#### SHORT EXERCISE
From the listing below, extract each line containing the string "Leontief".

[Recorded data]

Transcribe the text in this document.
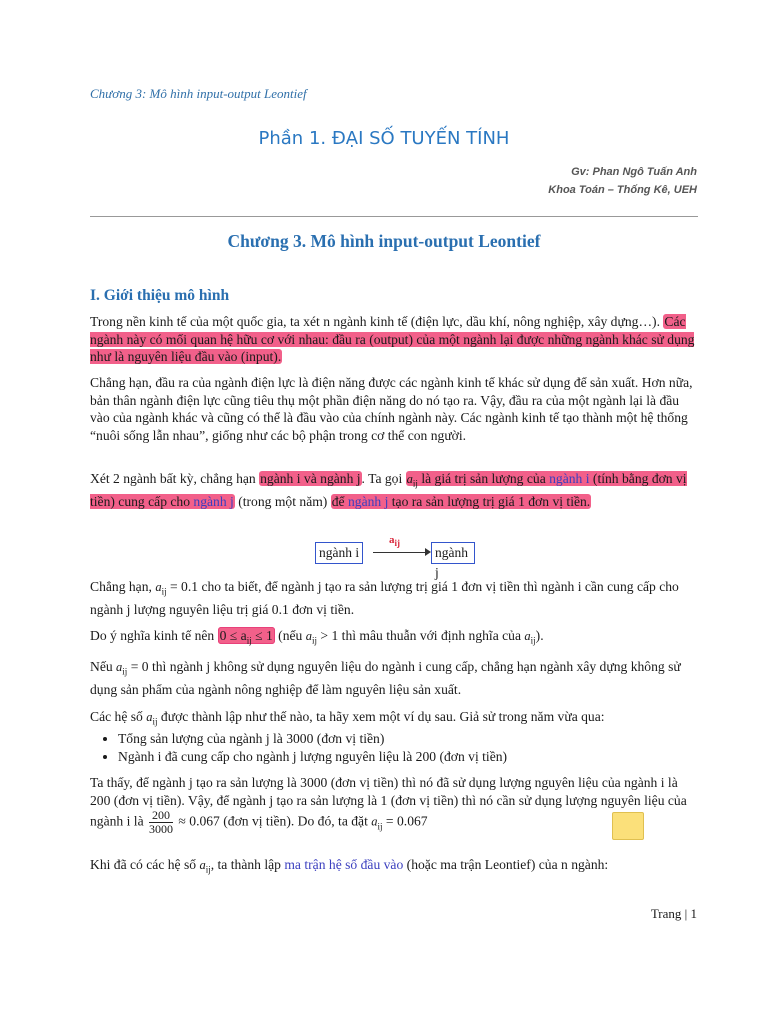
Chương 3: Mô hình input-output Leontief
Phần 1. ĐẠI SỐ TUYẾN TÍNH
Gv: Phan Ngô Tuấn Anh
Khoa Toán – Thống Kê, UEH
Chương 3. Mô hình input-output Leontief
I. Giới thiệu mô hình
Trong nền kinh tế của một quốc gia, ta xét n ngành kinh tế (điện lực, dầu khí, nông nghiệp, xây dựng…). Các ngành này có mối quan hệ hữu cơ với nhau: đầu ra (output) của một ngành lại được những ngành khác sử dụng như là nguyên liệu đầu vào (input).
Chẳng hạn, đầu ra của ngành điện lực là điện năng được các ngành kinh tế khác sử dụng để sản xuất. Hơn nữa, bản thân ngành điện lực cũng tiêu thụ một phần điện năng do nó tạo ra. Vậy, đầu ra của một ngành lại là đầu vào của ngành khác và cũng có thể là đầu vào của chính ngành này. Các ngành kinh tế tạo thành một hệ thống “nuôi sống lẫn nhau”, giống như các bộ phận trong cơ thể con người.
Xét 2 ngành bất kỳ, chẳng hạn ngành i và ngành j. Ta gọi $a_{ij}$ là giá trị sản lượng của ngành i (tính bằng đơn vị tiền) cung cấp cho ngành j (trong một năm) để ngành j tạo ra sản lượng trị giá 1 đơn vị tiền.
ngành i
$a_{ij}$
ngành j
Chẳng hạn, $a_{ij} = 0.1$ cho ta biết, để ngành j tạo ra sản lượng trị giá 1 đơn vị tiền thì ngành i cần cung cấp cho ngành j lượng nguyên liệu trị giá 0.1 đơn vị tiền.
Do ý nghĩa kinh tế nên $0 \le a_{ij} \le 1$ (nếu $a_{ij} > 1$ thì mâu thuẫn với định nghĩa của $a_{ij}$).
Nếu $a_{ij} = 0$ thì ngành j không sử dụng nguyên liệu do ngành i cung cấp, chẳng hạn ngành xây dựng không sử dụng sản phẩm của ngành nông nghiệp để làm nguyên liệu sản xuất.
Các hệ số $a_{ij}$ được thành lập như thế nào, ta hãy xem một ví dụ sau. Giả sử trong năm vừa qua:
• Tổng sản lượng của ngành j là 3000 (đơn vị tiền)
• Ngành i đã cung cấp cho ngành j lượng nguyên liệu là 200 (đơn vị tiền)
Ta thấy, để ngành j tạo ra sản lượng là 3000 (đơn vị tiền) thì nó đã sử dụng lượng nguyên liệu của ngành i là 200 (đơn vị tiền). Vậy, để ngành j tạo ra sản lượng là 1 (đơn vị tiền) thì nó cần sử dụng lượng nguyên liệu của ngành i là $\frac{200}{3000} \approx 0.067$ (đơn vị tiền). Do đó, ta đặt $a_{ij} = 0.067$
Khi đã có các hệ số $a_{ij}$, ta thành lập ma trận hệ số đầu vào (hoặc ma trận Leontief) của n ngành:
Trang | 1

#### OUTPUT FOR THIS TASK
Chương 3: Mô hình input-output Leontief
Chương 3. Mô hình input-output Leontief
Khi đã có các hệ số $a_{ij}$, ta thành lập ma trận hệ số đầu vào (hoặc ma trận Leontief) của n ngành:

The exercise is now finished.